| Problem details |
Check each line of the material below for "Default". Report how many have it, with no other words.

(Rows from a dataset)
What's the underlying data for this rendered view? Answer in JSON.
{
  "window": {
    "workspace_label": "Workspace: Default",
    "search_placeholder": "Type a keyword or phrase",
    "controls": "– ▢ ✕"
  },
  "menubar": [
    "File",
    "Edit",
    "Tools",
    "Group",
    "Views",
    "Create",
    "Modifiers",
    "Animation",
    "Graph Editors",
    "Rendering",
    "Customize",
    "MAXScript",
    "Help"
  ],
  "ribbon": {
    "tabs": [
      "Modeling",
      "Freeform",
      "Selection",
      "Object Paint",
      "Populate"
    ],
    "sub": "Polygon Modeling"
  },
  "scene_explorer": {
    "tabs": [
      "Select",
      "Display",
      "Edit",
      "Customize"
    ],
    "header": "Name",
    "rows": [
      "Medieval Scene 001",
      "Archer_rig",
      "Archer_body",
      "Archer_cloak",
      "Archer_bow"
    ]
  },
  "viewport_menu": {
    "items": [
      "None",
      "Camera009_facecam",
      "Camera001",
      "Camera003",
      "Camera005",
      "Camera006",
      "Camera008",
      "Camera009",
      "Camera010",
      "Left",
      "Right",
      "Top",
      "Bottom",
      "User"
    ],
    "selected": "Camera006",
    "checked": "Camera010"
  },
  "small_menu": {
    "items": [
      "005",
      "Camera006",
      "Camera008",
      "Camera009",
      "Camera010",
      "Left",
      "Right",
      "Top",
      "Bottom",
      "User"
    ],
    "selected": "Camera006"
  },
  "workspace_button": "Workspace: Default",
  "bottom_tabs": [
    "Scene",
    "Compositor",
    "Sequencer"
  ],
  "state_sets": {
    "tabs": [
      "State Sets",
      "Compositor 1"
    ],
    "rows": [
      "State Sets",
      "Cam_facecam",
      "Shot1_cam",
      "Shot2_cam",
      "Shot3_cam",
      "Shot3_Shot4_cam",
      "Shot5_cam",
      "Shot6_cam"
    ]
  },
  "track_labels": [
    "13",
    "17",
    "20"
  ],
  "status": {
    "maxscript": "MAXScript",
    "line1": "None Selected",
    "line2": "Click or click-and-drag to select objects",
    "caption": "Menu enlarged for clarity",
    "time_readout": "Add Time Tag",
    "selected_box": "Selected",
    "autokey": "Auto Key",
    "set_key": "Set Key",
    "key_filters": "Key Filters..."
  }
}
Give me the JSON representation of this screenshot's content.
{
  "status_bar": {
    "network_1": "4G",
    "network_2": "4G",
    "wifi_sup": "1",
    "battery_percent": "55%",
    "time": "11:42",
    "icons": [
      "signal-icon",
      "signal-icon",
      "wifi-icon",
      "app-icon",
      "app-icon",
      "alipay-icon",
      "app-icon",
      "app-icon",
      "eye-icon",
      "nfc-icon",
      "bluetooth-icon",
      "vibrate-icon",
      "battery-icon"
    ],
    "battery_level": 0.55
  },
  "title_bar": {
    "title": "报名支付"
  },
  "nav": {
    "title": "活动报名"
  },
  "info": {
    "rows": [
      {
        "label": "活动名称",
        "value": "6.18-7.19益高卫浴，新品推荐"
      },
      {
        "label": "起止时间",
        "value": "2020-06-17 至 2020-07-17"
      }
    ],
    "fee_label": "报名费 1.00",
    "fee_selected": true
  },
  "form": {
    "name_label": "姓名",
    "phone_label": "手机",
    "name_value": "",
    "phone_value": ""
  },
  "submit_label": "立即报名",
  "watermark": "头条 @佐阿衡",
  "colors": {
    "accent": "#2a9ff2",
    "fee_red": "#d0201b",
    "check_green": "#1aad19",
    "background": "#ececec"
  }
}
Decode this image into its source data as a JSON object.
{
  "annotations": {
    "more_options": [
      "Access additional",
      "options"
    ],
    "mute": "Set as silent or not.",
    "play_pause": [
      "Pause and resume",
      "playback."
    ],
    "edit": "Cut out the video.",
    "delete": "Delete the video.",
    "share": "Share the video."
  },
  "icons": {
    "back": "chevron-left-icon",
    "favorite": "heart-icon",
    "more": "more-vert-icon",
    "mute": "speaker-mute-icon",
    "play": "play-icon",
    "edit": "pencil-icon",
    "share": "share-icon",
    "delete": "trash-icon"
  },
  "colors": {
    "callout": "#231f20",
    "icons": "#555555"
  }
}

| Correct answer |
2